— START Data shown —
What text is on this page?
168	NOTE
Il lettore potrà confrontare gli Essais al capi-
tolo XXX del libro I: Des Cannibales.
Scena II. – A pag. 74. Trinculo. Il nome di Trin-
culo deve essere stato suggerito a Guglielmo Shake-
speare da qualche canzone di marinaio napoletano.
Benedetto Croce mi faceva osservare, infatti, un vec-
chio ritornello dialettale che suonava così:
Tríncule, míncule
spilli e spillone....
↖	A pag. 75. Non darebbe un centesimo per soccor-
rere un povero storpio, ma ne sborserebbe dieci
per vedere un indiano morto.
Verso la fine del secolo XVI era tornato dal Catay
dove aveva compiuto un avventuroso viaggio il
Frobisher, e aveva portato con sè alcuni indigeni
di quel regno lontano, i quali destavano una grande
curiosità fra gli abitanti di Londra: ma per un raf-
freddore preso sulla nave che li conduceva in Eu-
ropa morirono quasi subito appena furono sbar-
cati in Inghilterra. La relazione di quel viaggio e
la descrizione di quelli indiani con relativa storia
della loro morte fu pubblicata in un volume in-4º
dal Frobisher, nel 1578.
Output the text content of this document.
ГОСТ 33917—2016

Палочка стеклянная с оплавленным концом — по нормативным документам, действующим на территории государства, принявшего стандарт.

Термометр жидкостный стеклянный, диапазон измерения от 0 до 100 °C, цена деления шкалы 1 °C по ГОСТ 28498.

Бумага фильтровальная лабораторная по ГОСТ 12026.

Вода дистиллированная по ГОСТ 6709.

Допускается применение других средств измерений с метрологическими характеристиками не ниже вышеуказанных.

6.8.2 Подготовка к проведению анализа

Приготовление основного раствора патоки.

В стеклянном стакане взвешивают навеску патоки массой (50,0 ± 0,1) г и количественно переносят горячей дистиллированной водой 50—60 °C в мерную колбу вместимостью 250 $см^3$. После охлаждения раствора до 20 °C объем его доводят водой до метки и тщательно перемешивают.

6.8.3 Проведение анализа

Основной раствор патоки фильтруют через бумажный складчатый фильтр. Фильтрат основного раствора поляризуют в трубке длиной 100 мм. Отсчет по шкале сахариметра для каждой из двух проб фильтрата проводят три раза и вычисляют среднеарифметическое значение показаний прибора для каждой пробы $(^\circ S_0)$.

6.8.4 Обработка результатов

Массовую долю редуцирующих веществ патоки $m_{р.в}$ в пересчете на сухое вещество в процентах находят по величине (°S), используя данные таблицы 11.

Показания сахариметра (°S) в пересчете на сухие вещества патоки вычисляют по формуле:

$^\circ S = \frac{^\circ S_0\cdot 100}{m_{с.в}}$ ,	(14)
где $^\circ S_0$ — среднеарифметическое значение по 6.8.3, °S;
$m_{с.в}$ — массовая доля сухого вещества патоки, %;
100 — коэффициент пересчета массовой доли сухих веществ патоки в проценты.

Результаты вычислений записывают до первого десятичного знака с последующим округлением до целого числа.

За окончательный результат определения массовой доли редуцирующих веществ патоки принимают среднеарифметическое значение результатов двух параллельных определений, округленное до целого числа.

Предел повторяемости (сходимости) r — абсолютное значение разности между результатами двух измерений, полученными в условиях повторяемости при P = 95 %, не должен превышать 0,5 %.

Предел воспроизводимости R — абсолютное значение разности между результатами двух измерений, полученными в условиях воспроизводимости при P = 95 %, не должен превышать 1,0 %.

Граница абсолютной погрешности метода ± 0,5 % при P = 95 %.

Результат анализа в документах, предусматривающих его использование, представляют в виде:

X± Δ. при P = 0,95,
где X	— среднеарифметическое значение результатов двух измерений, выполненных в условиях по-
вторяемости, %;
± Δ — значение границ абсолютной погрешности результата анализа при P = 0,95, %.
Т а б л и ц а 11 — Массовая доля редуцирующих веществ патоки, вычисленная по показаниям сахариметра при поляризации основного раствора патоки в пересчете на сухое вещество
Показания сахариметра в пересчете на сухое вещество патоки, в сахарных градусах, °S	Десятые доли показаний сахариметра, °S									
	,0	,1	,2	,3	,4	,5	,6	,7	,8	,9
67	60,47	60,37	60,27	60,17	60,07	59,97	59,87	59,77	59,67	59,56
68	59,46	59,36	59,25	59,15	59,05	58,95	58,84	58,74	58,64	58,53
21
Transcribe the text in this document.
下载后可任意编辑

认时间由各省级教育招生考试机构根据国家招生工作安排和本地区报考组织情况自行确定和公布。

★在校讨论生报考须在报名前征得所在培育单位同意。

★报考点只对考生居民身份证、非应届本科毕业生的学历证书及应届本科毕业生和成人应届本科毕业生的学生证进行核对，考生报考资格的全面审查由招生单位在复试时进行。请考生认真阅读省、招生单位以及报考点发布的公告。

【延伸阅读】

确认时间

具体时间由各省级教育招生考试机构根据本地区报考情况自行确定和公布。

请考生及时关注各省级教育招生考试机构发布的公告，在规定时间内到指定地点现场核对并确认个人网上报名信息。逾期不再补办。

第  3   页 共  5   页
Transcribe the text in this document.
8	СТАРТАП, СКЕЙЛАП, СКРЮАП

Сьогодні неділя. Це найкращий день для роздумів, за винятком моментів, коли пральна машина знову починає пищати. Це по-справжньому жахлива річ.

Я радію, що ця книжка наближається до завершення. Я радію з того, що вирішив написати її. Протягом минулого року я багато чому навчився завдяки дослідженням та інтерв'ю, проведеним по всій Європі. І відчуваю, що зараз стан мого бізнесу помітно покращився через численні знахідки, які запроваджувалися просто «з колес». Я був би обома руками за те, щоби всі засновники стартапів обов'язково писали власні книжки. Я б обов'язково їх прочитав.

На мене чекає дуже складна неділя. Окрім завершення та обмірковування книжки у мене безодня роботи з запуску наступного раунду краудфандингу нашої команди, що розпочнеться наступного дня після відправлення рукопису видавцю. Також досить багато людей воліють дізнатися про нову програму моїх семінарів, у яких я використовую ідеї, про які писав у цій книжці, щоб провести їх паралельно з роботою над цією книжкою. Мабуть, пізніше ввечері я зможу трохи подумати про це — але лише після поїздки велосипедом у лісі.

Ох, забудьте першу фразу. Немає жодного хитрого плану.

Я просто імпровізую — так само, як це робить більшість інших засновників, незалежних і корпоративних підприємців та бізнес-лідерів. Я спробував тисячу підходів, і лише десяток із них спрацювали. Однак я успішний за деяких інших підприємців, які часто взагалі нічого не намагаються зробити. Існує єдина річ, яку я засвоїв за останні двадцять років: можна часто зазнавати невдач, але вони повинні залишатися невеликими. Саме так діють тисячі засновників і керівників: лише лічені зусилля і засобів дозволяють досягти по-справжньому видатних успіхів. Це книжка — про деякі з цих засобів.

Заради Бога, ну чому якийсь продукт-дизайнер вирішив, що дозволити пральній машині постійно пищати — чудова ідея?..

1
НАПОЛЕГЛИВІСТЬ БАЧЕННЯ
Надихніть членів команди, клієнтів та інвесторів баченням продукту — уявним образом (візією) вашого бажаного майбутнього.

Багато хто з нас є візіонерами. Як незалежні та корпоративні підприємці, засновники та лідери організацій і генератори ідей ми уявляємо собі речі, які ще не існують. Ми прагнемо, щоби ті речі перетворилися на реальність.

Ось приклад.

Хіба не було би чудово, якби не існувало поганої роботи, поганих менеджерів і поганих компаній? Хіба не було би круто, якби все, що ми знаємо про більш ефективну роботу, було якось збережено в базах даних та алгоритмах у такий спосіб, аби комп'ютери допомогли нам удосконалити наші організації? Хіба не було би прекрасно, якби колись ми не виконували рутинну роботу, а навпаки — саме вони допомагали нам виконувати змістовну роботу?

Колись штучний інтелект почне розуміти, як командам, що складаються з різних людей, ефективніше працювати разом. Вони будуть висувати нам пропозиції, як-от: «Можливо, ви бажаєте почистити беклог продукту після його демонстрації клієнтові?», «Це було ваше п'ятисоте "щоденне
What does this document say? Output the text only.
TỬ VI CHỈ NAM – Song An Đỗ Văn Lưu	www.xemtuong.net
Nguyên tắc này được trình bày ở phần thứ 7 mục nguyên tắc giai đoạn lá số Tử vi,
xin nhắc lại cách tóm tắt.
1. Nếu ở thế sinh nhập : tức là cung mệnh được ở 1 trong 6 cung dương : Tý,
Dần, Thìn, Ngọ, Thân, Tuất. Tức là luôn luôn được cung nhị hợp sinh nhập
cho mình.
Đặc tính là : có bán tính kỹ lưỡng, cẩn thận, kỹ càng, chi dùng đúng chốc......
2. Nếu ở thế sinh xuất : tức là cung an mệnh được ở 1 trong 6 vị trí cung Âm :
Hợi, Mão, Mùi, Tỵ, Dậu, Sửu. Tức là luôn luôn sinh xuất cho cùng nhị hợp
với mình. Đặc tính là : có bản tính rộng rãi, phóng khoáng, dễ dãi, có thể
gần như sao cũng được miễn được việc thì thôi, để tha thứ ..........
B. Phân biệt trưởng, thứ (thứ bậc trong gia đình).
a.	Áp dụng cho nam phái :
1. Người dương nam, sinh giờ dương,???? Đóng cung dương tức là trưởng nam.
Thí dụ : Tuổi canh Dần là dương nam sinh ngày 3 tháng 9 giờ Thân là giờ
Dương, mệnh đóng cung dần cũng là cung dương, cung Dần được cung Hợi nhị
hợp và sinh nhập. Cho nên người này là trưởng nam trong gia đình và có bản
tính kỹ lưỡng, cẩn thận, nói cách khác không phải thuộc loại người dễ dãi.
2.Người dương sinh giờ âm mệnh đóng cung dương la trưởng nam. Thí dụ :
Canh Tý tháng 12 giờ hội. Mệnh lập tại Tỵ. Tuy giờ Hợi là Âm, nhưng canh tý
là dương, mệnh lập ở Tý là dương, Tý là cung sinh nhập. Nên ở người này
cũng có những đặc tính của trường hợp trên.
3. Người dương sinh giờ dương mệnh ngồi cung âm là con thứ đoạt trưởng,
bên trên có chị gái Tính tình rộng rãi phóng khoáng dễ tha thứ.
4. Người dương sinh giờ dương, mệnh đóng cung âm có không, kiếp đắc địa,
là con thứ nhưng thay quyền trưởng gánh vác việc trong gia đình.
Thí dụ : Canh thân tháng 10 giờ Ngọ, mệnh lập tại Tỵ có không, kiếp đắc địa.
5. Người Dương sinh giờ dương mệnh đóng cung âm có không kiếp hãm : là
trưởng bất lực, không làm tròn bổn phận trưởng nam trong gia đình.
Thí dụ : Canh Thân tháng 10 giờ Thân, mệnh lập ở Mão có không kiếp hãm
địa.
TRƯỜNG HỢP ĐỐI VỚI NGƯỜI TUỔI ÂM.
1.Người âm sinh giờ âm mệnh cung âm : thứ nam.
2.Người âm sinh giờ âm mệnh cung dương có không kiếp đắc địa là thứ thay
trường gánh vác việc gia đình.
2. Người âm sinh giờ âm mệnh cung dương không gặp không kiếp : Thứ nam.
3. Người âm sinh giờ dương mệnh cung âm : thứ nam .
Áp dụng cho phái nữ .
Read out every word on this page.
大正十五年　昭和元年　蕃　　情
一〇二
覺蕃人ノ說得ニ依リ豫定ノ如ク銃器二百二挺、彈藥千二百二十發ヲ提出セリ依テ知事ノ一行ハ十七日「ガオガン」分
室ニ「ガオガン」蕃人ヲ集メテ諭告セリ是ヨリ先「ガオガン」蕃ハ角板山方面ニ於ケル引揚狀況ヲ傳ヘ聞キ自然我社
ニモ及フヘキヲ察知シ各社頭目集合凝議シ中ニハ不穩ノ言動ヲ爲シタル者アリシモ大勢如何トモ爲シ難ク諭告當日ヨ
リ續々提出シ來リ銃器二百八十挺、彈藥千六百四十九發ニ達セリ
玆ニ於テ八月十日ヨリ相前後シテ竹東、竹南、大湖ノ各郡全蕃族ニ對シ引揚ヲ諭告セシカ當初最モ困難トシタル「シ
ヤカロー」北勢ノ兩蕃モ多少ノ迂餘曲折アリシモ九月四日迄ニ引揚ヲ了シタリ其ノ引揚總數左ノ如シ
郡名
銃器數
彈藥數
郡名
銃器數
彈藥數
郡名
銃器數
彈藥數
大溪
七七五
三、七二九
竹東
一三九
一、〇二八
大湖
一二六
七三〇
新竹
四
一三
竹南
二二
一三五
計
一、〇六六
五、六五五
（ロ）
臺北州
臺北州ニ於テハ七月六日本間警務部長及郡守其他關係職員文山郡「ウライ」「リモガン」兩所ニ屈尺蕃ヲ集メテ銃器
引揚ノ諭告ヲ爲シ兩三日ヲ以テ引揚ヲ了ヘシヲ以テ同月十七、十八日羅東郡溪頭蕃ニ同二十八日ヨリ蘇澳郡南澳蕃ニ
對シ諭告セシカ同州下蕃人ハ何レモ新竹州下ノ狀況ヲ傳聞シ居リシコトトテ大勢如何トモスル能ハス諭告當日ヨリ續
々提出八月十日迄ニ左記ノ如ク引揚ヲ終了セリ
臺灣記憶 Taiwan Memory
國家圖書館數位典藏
— END Data shown —
**What you should do**
Show every line of the records above that contains the word "được".

**Response**
Nguyên tắc này được trình bày ở phần thứ 7 mục nguyên tắc giai đoạn lá số Tử vi,
1. Nếu ở thế sinh nhập : tức là cung mệnh được ở 1 trong 6 cung dương : Tý,
Dần, Thìn, Ngọ, Thân, Tuất. Tức là luôn luôn được cung nhị hợp sinh nhập
2. Nếu ở thế sinh xuất : tức là cung an mệnh được ở 1 trong 6 vị trí cung Âm :
gần như sao cũng được miễn được việc thì thôi, để tha thứ ..........
Dương, mệnh đóng cung dần cũng là cung dương, cung Dần được cung Hợi nhị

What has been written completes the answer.